(Collected data entries)
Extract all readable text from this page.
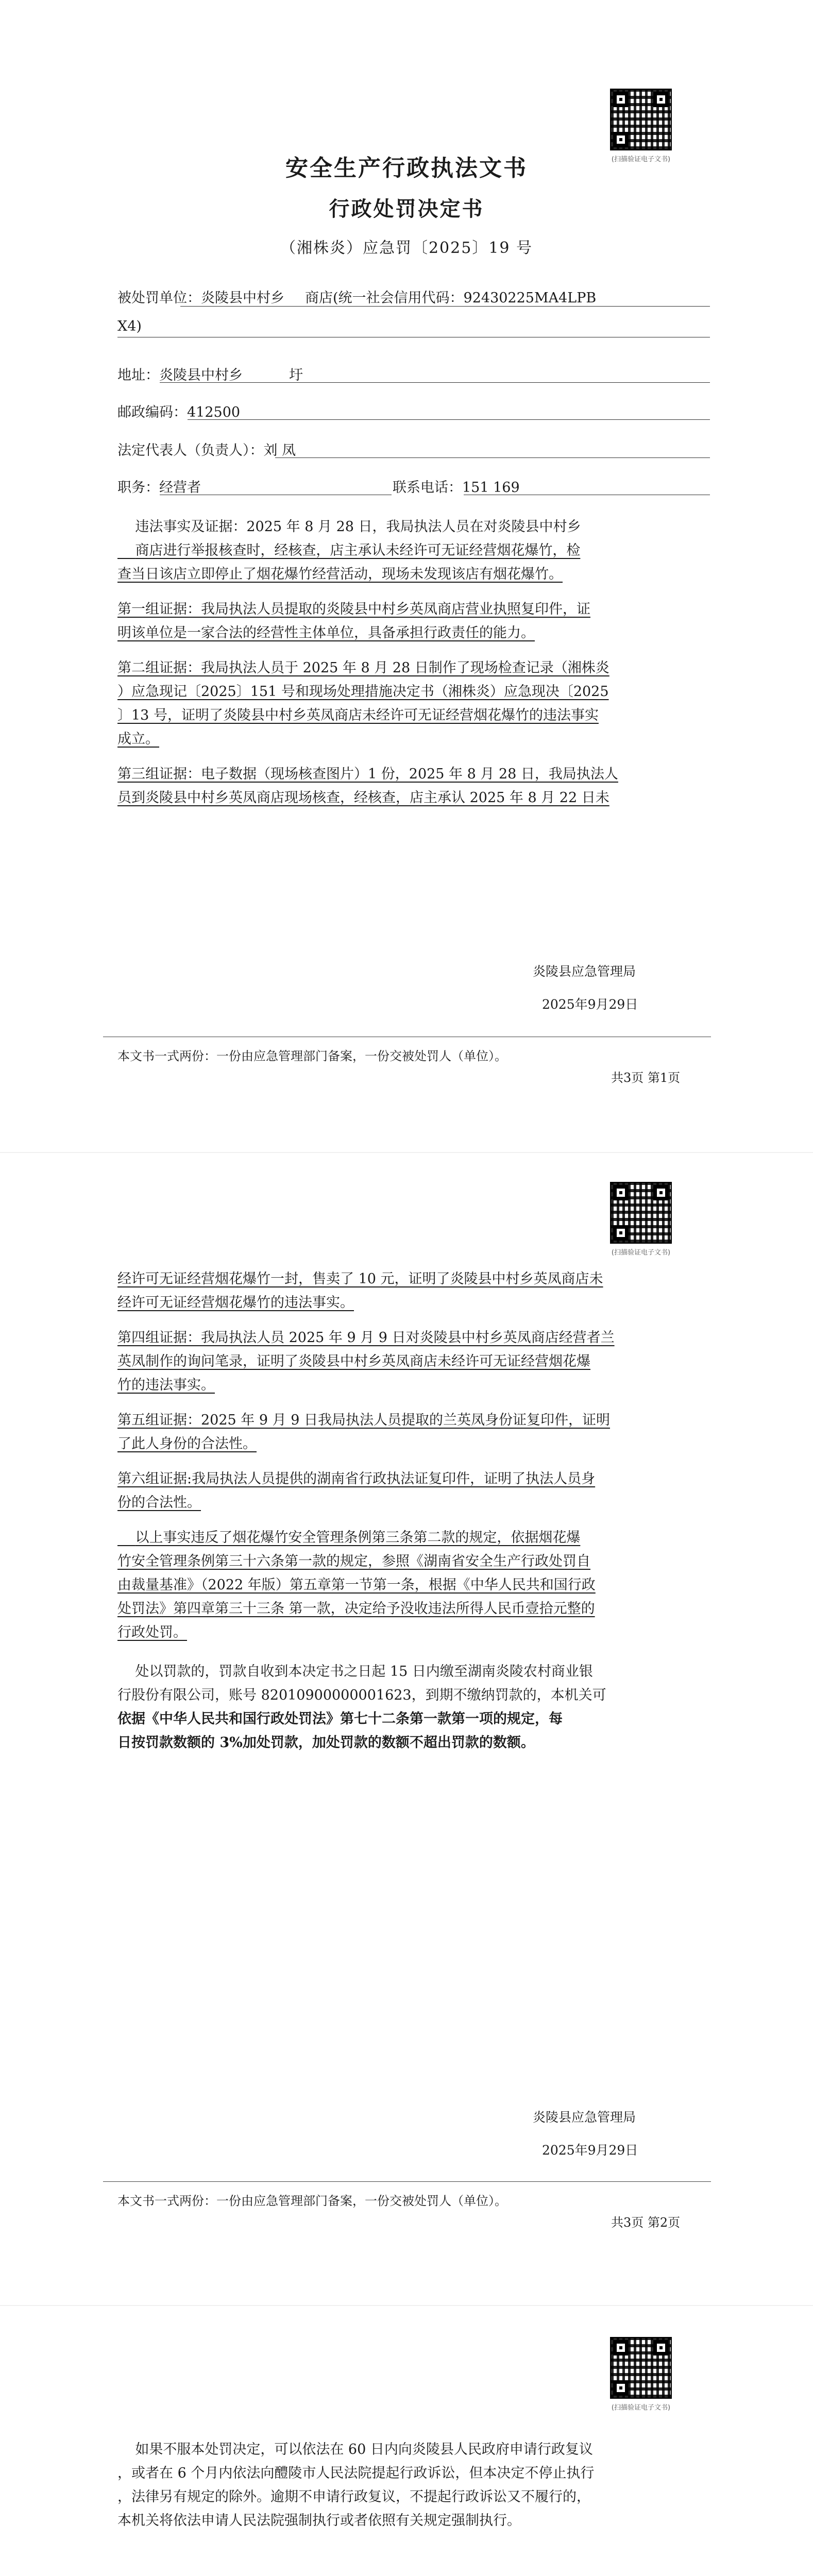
(扫描验证电子文书)
安全生产行政执法文书
行政处罚决定书
（湘株炎）应急罚〔2025〕19 号
被处罚单位：炎陵县中村乡 商店(统一社会信用代码：92430225MA4LPB
X4)
地址：炎陵县中村乡	圩
邮政编码：412500
法定代表人（负责人）：刘 凤
职务：经营者	联系电话：151 169
违法事实及证据：2025 年 8 月 28 日，我局执法人员在对炎陵县中村乡
商店进行举报核查时，经核查，店主承认未经许可无证经营烟花爆竹，检
查当日该店立即停止了烟花爆竹经营活动，现场未发现该店有烟花爆竹。
第一组证据：我局执法人员提取的炎陵县中村乡英凤商店营业执照复印件，证
明该单位是一家合法的经营性主体单位，具备承担行政责任的能力。
第二组证据：我局执法人员于 2025 年 8 月 28 日制作了现场检查记录（湘株炎
）应急现记〔2025〕151 号和现场处理措施决定书（湘株炎）应急现决〔2025
〕13 号，证明了炎陵县中村乡英凤商店未经许可无证经营烟花爆竹的违法事实
成立。
第三组证据：电子数据（现场核查图片）1 份，2025 年 8 月 28 日，我局执法人
员到炎陵县中村乡英凤商店现场核查，经核查，店主承认 2025 年 8 月 22 日未
炎陵县应急管理局
2025年9月29日
本文书一式两份：一份由应急管理部门备案，一份交被处罚人（单位）。
共3页 第1页
(扫描验证电子文书)
经许可无证经营烟花爆竹一封，售卖了 10 元，证明了炎陵县中村乡英凤商店未
经许可无证经营烟花爆竹的违法事实。
第四组证据：我局执法人员 2025 年 9 月 9 日对炎陵县中村乡英凤商店经营者兰
英凤制作的询问笔录，证明了炎陵县中村乡英凤商店未经许可无证经营烟花爆
竹的违法事实。
第五组证据：2025 年 9 月 9 日我局执法人员提取的兰英凤身份证复印件，证明
了此人身份的合法性。
第六组证据:我局执法人员提供的湖南省行政执法证复印件，证明了执法人员身
份的合法性。
以上事实违反了烟花爆竹安全管理条例第三条第二款的规定，依据烟花爆
竹安全管理条例第三十六条第一款的规定，参照《湖南省安全生产行政处罚自
由裁量基准》（2022 年版）第五章第一节第一条，根据《中华人民共和国行政
处罚法》第四章第三十三条 第一款，决定给予没收违法所得人民币壹拾元整的
行政处罚。
处以罚款的，罚款自收到本决定书之日起 15 日内缴至湖南炎陵农村商业银
行股份有限公司，账号 82010900000001623，到期不缴纳罚款的，本机关可
依据《中华人民共和国行政处罚法》第七十二条第一款第一项的规定，每
日按罚款数额的 3%加处罚款，加处罚款的数额不超出罚款的数额。
炎陵县应急管理局
2025年9月29日
本文书一式两份：一份由应急管理部门备案，一份交被处罚人（单位）。
共3页 第2页
(扫描验证电子文书)
如果不服本处罚决定，可以依法在 60 日内向炎陵县人民政府申请行政复议
，或者在 6 个月内依法向醴陵市人民法院提起行政诉讼，但本决定不停止执行
，法律另有规定的除外。逾期不申请行政复议，不提起行政诉讼又不履行的，
本机关将依法申请人民法院强制执行或者依照有关规定强制执行。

** Task requirements **
Make an exact copy of the listing above. Do not include the pictures.

** Response to this task **
Extract all readable text from this page.
(扫描验证电子文书)
安全生产行政执法文书
行政处罚决定书
（湘株炎）应急罚〔2025〕19 号
被处罚单位：炎陵县中村乡 商店(统一社会信用代码：92430225MA4LPB
X4)
地址：炎陵县中村乡	圩
邮政编码：412500
法定代表人（负责人）：刘 凤
职务：经营者	联系电话：151 169
违法事实及证据：2025 年 8 月 28 日，我局执法人员在对炎陵县中村乡
商店进行举报核查时，经核查，店主承认未经许可无证经营烟花爆竹，检
查当日该店立即停止了烟花爆竹经营活动，现场未发现该店有烟花爆竹。
第一组证据：我局执法人员提取的炎陵县中村乡英凤商店营业执照复印件，证
明该单位是一家合法的经营性主体单位，具备承担行政责任的能力。
第二组证据：我局执法人员于 2025 年 8 月 28 日制作了现场检查记录（湘株炎
）应急现记〔2025〕151 号和现场处理措施决定书（湘株炎）应急现决〔2025
〕13 号，证明了炎陵县中村乡英凤商店未经许可无证经营烟花爆竹的违法事实
成立。
第三组证据：电子数据（现场核查图片）1 份，2025 年 8 月 28 日，我局执法人
员到炎陵县中村乡英凤商店现场核查，经核查，店主承认 2025 年 8 月 22 日未
炎陵县应急管理局
2025年9月29日
本文书一式两份：一份由应急管理部门备案，一份交被处罚人（单位）。
共3页 第1页
(扫描验证电子文书)
经许可无证经营烟花爆竹一封，售卖了 10 元，证明了炎陵县中村乡英凤商店未
经许可无证经营烟花爆竹的违法事实。
第四组证据：我局执法人员 2025 年 9 月 9 日对炎陵县中村乡英凤商店经营者兰
英凤制作的询问笔录，证明了炎陵县中村乡英凤商店未经许可无证经营烟花爆
竹的违法事实。
第五组证据：2025 年 9 月 9 日我局执法人员提取的兰英凤身份证复印件，证明
了此人身份的合法性。
第六组证据:我局执法人员提供的湖南省行政执法证复印件，证明了执法人员身
份的合法性。
以上事实违反了烟花爆竹安全管理条例第三条第二款的规定，依据烟花爆
竹安全管理条例第三十六条第一款的规定，参照《湖南省安全生产行政处罚自
由裁量基准》（2022 年版）第五章第一节第一条，根据《中华人民共和国行政
处罚法》第四章第三十三条 第一款，决定给予没收违法所得人民币壹拾元整的
行政处罚。
处以罚款的，罚款自收到本决定书之日起 15 日内缴至湖南炎陵农村商业银
行股份有限公司，账号 82010900000001623，到期不缴纳罚款的，本机关可
依据《中华人民共和国行政处罚法》第七十二条第一款第一项的规定，每
日按罚款数额的 3%加处罚款，加处罚款的数额不超出罚款的数额。
炎陵县应急管理局
2025年9月29日
本文书一式两份：一份由应急管理部门备案，一份交被处罚人（单位）。
共3页 第2页
(扫描验证电子文书)
如果不服本处罚决定，可以依法在 60 日内向炎陵县人民政府申请行政复议
，或者在 6 个月内依法向醴陵市人民法院提起行政诉讼，但本决定不停止执行
，法律另有规定的除外。逾期不申请行政复议，不提起行政诉讼又不履行的，
本机关将依法申请人民法院强制执行或者依照有关规定强制执行。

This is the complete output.